DIRECTIONS: Transcribe the listing below word for word.

DATA SECTION:
......

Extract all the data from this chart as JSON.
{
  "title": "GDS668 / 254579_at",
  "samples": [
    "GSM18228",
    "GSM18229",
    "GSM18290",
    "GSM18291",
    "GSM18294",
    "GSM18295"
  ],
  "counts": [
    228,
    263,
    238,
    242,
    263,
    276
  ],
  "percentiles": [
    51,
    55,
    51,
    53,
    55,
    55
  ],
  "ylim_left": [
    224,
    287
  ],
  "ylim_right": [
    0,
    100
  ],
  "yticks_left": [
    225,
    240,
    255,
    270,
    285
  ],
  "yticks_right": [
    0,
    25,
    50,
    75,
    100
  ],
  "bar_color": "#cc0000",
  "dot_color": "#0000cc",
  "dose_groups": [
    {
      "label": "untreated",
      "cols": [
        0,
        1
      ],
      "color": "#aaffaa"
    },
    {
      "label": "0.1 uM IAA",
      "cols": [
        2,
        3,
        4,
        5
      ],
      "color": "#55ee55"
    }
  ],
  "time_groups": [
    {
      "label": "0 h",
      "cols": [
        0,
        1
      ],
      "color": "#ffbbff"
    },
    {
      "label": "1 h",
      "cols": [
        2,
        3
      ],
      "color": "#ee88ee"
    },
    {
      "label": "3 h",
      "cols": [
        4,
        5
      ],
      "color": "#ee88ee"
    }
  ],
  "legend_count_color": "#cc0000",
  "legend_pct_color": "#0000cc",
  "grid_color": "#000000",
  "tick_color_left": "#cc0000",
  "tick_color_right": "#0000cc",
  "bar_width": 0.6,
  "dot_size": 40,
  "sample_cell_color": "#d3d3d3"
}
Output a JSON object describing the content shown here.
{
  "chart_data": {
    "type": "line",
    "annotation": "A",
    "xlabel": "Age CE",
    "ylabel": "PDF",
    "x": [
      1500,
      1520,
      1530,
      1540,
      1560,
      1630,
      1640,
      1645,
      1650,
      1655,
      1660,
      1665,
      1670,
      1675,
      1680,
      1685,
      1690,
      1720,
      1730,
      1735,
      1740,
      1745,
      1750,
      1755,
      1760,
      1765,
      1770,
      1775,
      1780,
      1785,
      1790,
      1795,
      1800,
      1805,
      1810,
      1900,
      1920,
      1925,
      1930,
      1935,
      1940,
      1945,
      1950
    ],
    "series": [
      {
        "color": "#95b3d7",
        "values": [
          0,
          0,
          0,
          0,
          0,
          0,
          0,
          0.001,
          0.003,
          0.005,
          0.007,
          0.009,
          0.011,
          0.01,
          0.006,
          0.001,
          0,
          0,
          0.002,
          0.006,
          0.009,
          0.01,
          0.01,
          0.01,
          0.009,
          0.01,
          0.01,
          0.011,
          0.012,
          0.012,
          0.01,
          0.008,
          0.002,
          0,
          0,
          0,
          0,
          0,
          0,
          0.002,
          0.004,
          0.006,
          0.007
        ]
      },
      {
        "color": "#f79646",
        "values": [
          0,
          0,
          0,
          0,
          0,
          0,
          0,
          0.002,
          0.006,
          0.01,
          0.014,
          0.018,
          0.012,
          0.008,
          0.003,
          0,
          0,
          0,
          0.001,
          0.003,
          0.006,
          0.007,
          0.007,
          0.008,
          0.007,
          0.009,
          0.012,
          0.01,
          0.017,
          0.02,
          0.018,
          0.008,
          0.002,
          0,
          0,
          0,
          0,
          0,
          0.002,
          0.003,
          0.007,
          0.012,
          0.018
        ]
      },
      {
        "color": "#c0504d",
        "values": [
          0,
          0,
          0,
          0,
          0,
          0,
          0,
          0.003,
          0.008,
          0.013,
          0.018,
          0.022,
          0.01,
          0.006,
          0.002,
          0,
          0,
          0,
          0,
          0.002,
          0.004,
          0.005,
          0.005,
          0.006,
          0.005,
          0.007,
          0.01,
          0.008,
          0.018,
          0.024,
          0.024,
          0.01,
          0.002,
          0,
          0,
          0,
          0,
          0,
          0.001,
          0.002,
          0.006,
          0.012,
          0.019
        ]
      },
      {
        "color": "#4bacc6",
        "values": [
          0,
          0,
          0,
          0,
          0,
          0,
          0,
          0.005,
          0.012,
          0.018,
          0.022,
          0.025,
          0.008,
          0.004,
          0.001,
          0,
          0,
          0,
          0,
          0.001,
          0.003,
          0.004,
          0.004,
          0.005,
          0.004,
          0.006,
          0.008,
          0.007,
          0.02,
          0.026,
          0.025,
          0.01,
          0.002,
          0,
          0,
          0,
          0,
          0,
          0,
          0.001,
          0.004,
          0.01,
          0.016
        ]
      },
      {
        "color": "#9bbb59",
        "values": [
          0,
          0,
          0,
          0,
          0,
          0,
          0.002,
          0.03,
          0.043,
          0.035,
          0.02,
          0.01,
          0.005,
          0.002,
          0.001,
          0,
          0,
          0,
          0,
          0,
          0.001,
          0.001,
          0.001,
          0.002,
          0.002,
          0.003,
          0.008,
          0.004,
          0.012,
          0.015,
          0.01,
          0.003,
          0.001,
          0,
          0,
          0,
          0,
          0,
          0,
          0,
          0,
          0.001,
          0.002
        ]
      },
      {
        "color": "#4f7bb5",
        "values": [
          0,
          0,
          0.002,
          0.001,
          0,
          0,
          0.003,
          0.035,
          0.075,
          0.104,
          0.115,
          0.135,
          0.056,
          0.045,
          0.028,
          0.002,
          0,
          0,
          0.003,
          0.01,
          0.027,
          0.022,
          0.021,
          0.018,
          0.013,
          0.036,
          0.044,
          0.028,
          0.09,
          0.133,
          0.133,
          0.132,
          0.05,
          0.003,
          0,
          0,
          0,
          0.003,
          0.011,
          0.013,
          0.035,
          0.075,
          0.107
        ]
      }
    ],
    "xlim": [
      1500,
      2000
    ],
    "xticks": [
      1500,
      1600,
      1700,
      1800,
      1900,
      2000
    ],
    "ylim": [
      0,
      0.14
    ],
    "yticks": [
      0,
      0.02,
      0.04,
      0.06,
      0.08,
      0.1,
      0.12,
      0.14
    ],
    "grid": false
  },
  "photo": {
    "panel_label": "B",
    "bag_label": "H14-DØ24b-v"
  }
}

......

THE RESPONSE:
Extract all the data from this chart as JSON.
{
  "title": "GDS668 / 254579_at",
  "samples": [
    "GSM18228",
    "GSM18229",
    "GSM18290",
    "GSM18291",
    "GSM18294",
    "GSM18295"
  ],
  "counts": [
    228,
    263,
    238,
    242,
    263,
    276
  ],
  "percentiles": [
    51,
    55,
    51,
    53,
    55,
    55
  ],
  "ylim_left": [
    224,
    287
  ],
  "ylim_right": [
    0,
    100
  ],
  "yticks_left": [
    225,
    240,
    255,
    270,
    285
  ],
  "yticks_right": [
    0,
    25,
    50,
    75,
    100
  ],
  "bar_color": "#cc0000",
  "dot_color": "#0000cc",
  "dose_groups": [
    {
      "label": "untreated",
      "cols": [
        0,
        1
      ],
      "color": "#aaffaa"
    },
    {
      "label": "0.1 uM IAA",
      "cols": [
        2,
        3,
        4,
        5
      ],
      "color": "#55ee55"
    }
  ],
  "time_groups": [
    {
      "label": "0 h",
      "cols": [
        0,
        1
      ],
      "color": "#ffbbff"
    },
    {
      "label": "1 h",
      "cols": [
        2,
        3
      ],
      "color": "#ee88ee"
    },
    {
      "label": "3 h",
      "cols": [
        4,
        5
      ],
      "color": "#ee88ee"
    }
  ],
  "legend_count_color": "#cc0000",
  "legend_pct_color": "#0000cc",
  "grid_color": "#000000",
  "tick_color_left": "#cc0000",
  "tick_color_right": "#0000cc",
  "bar_width": 0.6,
  "dot_size": 40,
  "sample_cell_color": "#d3d3d3"
}
Output a JSON object describing the content shown here.
{
  "chart_data": {
    "type": "line",
    "annotation": "A",
    "xlabel": "Age CE",
    "ylabel": "PDF",
    "x": [
      1500,
      1520,
      1530,
      1540,
      1560,
      1630,
      1640,
      1645,
      1650,
      1655,
      1660,
      1665,
      1670,
      1675,
      1680,
      1685,
      1690,
      1720,
      1730,
      1735,
      1740,
      1745,
      1750,
      1755,
      1760,
      1765,
      1770,
      1775,
      1780,
      1785,
      1790,
      1795,
      1800,
      1805,
      1810,
      1900,
      1920,
      1925,
      1930,
      1935,
      1940,
      1945,
      1950
    ],
    "series": [
      {
        "color": "#95b3d7",
        "values": [
          0,
          0,
          0,
          0,
          0,
          0,
          0,
          0.001,
          0.003,
          0.005,
          0.007,
          0.009,
          0.011,
          0.01,
          0.006,
          0.001,
          0,
          0,
          0.002,
          0.006,
          0.009,
          0.01,
          0.01,
          0.01,
          0.009,
          0.01,
          0.01,
          0.011,
          0.012,
          0.012,
          0.01,
          0.008,
          0.002,
          0,
          0,
          0,
          0,
          0,
          0,
          0.002,
          0.004,
          0.006,
          0.007
        ]
      },
      {
        "color": "#f79646",
        "values": [
          0,
          0,
          0,
          0,
          0,
          0,
          0,
          0.002,
          0.006,
          0.01,
          0.014,
          0.018,
          0.012,
          0.008,
          0.003,
          0,
          0,
          0,
          0.001,
          0.003,
          0.006,
          0.007,
          0.007,
          0.008,
          0.007,
          0.009,
          0.012,
          0.01,
          0.017,
          0.02,
          0.018,
          0.008,
          0.002,
          0,
          0,
          0,
          0,
          0,
          0.002,
          0.003,
          0.007,
          0.012,
          0.018
        ]
      },
      {
        "color": "#c0504d",
        "values": [
          0,
          0,
          0,
          0,
          0,
          0,
          0,
          0.003,
          0.008,
          0.013,
          0.018,
          0.022,
          0.01,
          0.006,
          0.002,
          0,
          0,
          0,
          0,
          0.002,
          0.004,
          0.005,
          0.005,
          0.006,
          0.005,
          0.007,
          0.01,
          0.008,
          0.018,
          0.024,
          0.024,
          0.01,
          0.002,
          0,
          0,
          0,
          0,
          0,
          0.001,
          0.002,
          0.006,
          0.012,
          0.019
        ]
      },
      {
        "color": "#4bacc6",
        "values": [
          0,
          0,
          0,
          0,
          0,
          0,
          0,
          0.005,
          0.012,
          0.018,
          0.022,
          0.025,
          0.008,
          0.004,
          0.001,
          0,
          0,
          0,
          0,
          0.001,
          0.003,
          0.004,
          0.004,
          0.005,
          0.004,
          0.006,
          0.008,
          0.007,
          0.02,
          0.026,
          0.025,
          0.01,
          0.002,
          0,
          0,
          0,
          0,
          0,
          0,
          0.001,
          0.004,
          0.01,
          0.016
        ]
      },
      {
        "color": "#9bbb59",
        "values": [
          0,
          0,
          0,
          0,
          0,
          0,
          0.002,
          0.03,
          0.043,
          0.035,
          0.02,
          0.01,
          0.005,
          0.002,
          0.001,
          0,
          0,
          0,
          0,
          0,
          0.001,
          0.001,
          0.001,
          0.002,
          0.002,
          0.003,
          0.008,
          0.004,
          0.012,
          0.015,
          0.01,
          0.003,
          0.001,
          0,
          0,
          0,
          0,
          0,
          0,
          0,
          0,
          0.001,
          0.002
        ]
      },
      {
        "color": "#4f7bb5",
        "values": [
          0,
          0,
          0.002,
          0.001,
          0,
          0,
          0.003,
          0.035,
          0.075,
          0.104,
          0.115,
          0.135,
          0.056,
          0.045,
          0.028,
          0.002,
          0,
          0,
          0.003,
          0.01,
          0.027,
          0.022,
          0.021,
          0.018,
          0.013,
          0.036,
          0.044,
          0.028,
          0.09,
          0.133,
          0.133,
          0.132,
          0.05,
          0.003,
          0,
          0,
          0,
          0.003,
          0.011,
          0.013,
          0.035,
          0.075,
          0.107
        ]
      }
    ],
    "xlim": [
      1500,
      2000
    ],
    "xticks": [
      1500,
      1600,
      1700,
      1800,
      1900,
      2000
    ],
    "ylim": [
      0,
      0.14
    ],
    "yticks": [
      0,
      0.02,
      0.04,
      0.06,
      0.08,
      0.1,
      0.12,
      0.14
    ],
    "grid": false
  },
  "photo": {
    "panel_label": "B",
    "bag_label": "H14-DØ24b-v"
  }
}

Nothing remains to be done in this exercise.